Objective:
Copy out all lines carrying the word "color".

A run of records:
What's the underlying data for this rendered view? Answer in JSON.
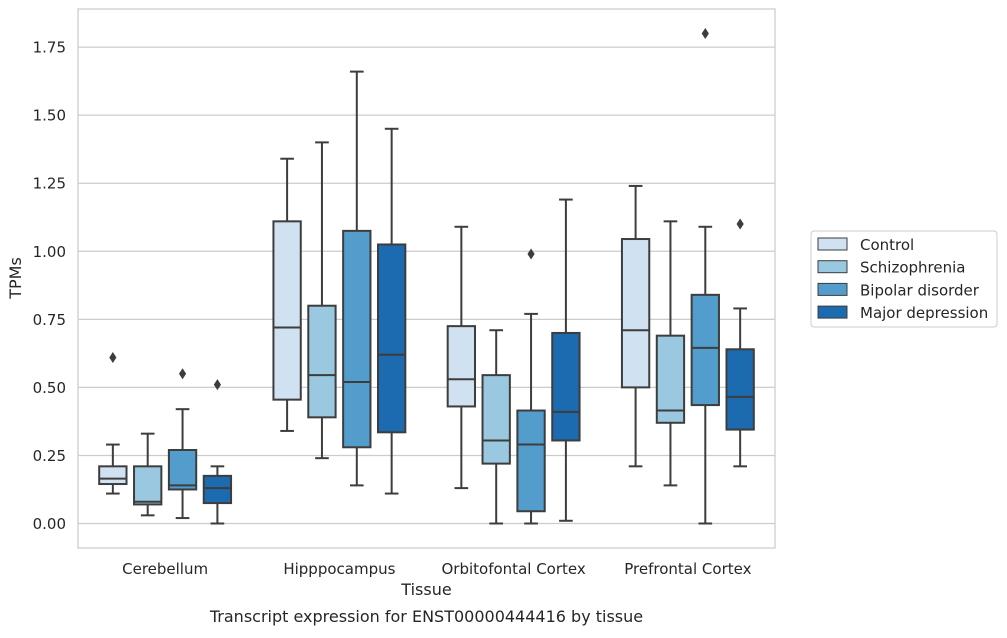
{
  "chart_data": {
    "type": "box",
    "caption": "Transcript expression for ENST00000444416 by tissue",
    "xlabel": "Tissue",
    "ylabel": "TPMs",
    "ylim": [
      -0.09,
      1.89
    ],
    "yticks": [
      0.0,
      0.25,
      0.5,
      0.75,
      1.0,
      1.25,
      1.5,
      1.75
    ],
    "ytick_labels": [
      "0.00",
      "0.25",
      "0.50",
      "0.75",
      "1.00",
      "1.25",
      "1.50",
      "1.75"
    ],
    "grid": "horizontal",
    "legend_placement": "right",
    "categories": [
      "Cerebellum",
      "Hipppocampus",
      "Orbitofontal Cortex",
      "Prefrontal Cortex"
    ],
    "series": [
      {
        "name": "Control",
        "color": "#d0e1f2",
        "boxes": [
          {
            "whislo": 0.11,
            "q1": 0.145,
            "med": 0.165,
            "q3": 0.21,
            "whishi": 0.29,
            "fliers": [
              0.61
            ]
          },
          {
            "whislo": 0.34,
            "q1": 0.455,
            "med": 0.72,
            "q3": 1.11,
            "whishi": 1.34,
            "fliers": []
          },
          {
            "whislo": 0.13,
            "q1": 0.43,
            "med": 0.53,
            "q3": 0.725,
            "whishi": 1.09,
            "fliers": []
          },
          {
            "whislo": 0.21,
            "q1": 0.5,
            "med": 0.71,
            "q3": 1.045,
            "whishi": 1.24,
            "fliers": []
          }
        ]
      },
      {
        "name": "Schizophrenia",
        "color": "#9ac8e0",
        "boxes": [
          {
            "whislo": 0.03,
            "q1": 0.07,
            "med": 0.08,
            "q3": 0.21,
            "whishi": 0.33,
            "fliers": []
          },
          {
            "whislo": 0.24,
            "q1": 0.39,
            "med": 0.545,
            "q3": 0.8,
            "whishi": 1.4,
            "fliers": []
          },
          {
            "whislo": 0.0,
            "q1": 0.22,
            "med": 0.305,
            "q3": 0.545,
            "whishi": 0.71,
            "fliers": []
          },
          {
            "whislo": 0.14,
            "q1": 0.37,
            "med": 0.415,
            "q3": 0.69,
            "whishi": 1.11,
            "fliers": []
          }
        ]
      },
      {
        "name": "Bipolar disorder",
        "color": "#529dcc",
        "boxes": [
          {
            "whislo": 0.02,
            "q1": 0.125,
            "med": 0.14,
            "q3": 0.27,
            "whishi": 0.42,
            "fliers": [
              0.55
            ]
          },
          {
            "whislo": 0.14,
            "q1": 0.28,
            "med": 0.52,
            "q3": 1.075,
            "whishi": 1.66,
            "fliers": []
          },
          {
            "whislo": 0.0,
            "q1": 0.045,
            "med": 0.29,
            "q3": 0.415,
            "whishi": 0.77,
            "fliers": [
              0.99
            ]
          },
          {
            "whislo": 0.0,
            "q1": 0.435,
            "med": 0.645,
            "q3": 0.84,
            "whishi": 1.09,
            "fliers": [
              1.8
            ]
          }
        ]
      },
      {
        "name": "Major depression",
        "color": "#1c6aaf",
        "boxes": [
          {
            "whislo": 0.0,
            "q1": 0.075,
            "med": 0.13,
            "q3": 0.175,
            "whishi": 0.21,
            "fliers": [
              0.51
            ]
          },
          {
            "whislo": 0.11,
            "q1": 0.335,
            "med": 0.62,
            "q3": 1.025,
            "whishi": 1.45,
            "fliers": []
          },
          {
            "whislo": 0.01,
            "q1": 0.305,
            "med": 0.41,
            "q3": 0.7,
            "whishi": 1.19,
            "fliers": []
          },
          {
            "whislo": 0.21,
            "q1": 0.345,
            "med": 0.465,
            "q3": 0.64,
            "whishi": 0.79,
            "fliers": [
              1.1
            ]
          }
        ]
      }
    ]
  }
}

Task answer:
        "color": "#d0e1f2",
        "color": "#9ac8e0",
        "color": "#529dcc",
        "color": "#1c6aaf",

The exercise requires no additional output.